▸ **Written instruction**
Gather every line holding the string "omstreeks".

[Saved data entries]
>>>

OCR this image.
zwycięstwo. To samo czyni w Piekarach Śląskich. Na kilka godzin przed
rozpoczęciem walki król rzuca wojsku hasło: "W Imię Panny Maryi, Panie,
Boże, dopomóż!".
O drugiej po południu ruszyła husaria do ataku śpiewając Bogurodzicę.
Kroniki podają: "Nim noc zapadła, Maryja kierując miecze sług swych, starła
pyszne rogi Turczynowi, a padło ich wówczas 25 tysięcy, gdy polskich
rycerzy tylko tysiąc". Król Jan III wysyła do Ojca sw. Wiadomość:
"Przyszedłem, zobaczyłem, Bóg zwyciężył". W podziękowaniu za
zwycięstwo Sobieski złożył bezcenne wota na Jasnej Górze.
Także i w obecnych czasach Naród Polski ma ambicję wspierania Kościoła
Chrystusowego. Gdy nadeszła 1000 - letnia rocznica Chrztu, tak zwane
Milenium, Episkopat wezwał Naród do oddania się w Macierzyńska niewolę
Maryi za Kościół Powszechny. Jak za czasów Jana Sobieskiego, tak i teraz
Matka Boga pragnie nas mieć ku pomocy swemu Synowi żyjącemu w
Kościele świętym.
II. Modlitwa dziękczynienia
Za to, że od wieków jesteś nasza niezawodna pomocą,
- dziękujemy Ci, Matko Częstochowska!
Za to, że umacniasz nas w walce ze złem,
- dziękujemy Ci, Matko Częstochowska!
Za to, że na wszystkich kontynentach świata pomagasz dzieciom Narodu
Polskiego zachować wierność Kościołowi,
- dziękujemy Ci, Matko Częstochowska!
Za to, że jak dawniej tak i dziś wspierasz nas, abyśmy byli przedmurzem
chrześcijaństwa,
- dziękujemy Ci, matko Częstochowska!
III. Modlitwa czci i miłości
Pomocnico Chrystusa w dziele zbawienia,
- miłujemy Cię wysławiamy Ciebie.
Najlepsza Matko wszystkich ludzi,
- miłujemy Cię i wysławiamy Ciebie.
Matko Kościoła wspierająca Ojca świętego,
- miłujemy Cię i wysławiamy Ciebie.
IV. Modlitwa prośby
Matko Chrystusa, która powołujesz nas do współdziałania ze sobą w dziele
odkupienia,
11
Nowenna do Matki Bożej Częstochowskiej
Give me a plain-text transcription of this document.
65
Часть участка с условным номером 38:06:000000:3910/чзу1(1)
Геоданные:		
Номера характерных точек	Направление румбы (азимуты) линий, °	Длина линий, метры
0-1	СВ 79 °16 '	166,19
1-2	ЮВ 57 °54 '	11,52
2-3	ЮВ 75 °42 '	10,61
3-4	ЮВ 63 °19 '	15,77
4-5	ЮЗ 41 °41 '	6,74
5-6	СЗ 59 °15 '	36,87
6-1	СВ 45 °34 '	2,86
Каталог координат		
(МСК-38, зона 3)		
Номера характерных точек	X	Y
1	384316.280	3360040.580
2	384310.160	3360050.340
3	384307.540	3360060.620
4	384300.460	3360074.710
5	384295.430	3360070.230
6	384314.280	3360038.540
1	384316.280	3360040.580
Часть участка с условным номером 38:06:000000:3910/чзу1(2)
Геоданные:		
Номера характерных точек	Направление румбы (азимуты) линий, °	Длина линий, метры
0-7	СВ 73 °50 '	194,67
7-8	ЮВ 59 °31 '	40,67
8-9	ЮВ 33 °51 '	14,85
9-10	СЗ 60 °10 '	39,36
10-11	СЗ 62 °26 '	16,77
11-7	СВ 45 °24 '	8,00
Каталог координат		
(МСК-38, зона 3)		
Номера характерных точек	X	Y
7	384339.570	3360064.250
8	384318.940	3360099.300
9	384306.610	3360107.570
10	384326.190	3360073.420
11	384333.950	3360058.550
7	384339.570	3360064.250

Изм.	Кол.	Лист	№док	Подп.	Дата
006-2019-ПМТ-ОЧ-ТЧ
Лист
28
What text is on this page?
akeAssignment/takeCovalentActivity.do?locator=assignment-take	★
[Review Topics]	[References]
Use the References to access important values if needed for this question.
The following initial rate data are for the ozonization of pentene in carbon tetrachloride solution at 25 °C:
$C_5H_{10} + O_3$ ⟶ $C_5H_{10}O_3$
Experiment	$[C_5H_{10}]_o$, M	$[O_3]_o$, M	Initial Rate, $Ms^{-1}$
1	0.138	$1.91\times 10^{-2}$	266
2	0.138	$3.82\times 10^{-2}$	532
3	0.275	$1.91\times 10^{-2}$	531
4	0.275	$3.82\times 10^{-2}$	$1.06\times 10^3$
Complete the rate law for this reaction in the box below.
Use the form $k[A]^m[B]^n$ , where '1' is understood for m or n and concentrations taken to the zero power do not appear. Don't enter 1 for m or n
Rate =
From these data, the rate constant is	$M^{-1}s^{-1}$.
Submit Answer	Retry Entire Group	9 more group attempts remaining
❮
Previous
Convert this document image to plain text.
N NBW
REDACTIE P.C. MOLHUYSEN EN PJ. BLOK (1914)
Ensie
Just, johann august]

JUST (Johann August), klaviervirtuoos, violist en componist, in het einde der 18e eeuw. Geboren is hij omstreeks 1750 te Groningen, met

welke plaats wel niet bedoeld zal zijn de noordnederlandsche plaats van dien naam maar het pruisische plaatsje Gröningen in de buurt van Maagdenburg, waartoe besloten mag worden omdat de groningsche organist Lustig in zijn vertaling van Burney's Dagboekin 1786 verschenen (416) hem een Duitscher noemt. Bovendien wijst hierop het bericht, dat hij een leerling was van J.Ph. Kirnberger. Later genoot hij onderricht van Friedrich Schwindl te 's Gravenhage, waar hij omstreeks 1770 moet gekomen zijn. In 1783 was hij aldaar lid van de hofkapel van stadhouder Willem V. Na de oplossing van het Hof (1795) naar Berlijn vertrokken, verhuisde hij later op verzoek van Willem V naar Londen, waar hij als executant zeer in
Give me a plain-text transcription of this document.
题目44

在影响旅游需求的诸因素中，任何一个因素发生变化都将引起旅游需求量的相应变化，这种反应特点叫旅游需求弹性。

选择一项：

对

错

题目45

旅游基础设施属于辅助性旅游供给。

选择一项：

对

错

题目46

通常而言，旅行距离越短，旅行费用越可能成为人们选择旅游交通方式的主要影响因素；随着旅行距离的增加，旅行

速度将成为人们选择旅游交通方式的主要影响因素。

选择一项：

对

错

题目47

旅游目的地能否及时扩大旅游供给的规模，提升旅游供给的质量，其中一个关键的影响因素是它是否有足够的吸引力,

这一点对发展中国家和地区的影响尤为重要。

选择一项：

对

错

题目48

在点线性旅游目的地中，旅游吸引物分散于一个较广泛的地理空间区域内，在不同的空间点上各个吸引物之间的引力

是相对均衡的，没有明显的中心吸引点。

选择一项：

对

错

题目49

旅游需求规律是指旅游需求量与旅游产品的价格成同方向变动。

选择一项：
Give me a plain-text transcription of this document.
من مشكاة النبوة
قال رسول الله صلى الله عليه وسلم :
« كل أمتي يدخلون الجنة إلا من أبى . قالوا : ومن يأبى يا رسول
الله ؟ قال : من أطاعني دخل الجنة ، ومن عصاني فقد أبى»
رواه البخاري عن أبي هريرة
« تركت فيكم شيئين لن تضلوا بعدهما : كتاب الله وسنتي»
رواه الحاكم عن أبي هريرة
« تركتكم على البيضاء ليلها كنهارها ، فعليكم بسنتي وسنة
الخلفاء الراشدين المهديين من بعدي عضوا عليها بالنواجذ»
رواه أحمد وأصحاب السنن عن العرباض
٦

<<<

▸ **The completed task**
JUST (Johann August), klaviervirtuoos, violist en componist, in het einde der 18e eeuw. Geboren is hij omstreeks 1750 te Groningen, met
welke plaats wel niet bedoeld zal zijn de noordnederlandsche plaats van dien naam maar het pruisische plaatsje Gröningen in de buurt van Maagdenburg, waartoe besloten mag worden omdat de groningsche organist Lustig in zijn vertaling van Burney's Dagboekin 1786 verschenen (416) hem een Duitscher noemt. Bovendien wijst hierop het bericht, dat hij een leerling was van J.Ph. Kirnberger. Later genoot hij onderricht van Friedrich Schwindl te 's Gravenhage, waar hij omstreeks 1770 moet gekomen zijn. In 1783 was hij aldaar lid van de hofkapel van stadhouder Willem V. Na de oplossing van het Hof (1795) naar Berlijn vertrokken, verhuisde hij later op verzoek van Willem V naar Londen, waar hij als executant zeer in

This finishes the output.